→ Given task
Here are some records; quote them exactly, leaving out the pictures.

→ Data in this exercise
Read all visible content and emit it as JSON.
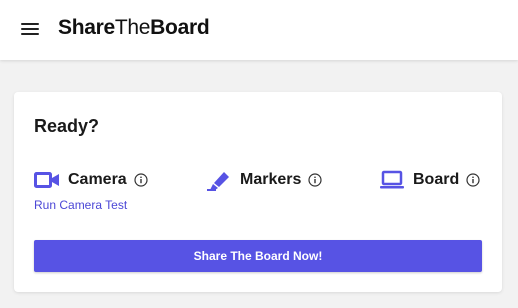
{
  "header": {
    "menu_icon": "hamburger-menu-icon",
    "brand_bold_1": "Share",
    "brand_regular": "The",
    "brand_bold_2": "Board"
  },
  "card": {
    "title": "Ready?",
    "items": [
      {
        "label": "Camera",
        "icon": "video-camera-icon",
        "info_icon": "info-icon"
      },
      {
        "label": "Markers",
        "icon": "marker-pen-icon",
        "info_icon": "info-icon"
      },
      {
        "label": "Board",
        "icon": "laptop-icon",
        "info_icon": "info-icon"
      }
    ],
    "run_test_link": "Run Camera Test",
    "share_button": "Share The Board Now!"
  },
  "colors": {
    "accent": "#5753e4",
    "link": "#4b47d6",
    "background": "#f2f2f2"
  }
}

→ Exercise response
Read all visible content and emit it as JSON.
{
  "header": {
    "menu_icon": "hamburger-menu-icon",
    "brand_bold_1": "Share",
    "brand_regular": "The",
    "brand_bold_2": "Board"
  },
  "card": {
    "title": "Ready?",
    "items": [
      {
        "label": "Camera",
        "icon": "video-camera-icon",
        "info_icon": "info-icon"
      },
      {
        "label": "Markers",
        "icon": "marker-pen-icon",
        "info_icon": "info-icon"
      },
      {
        "label": "Board",
        "icon": "laptop-icon",
        "info_icon": "info-icon"
      }
    ],
    "run_test_link": "Run Camera Test",
    "share_button": "Share The Board Now!"
  },
  "colors": {
    "accent": "#5753e4",
    "link": "#4b47d6",
    "background": "#f2f2f2"
  }
}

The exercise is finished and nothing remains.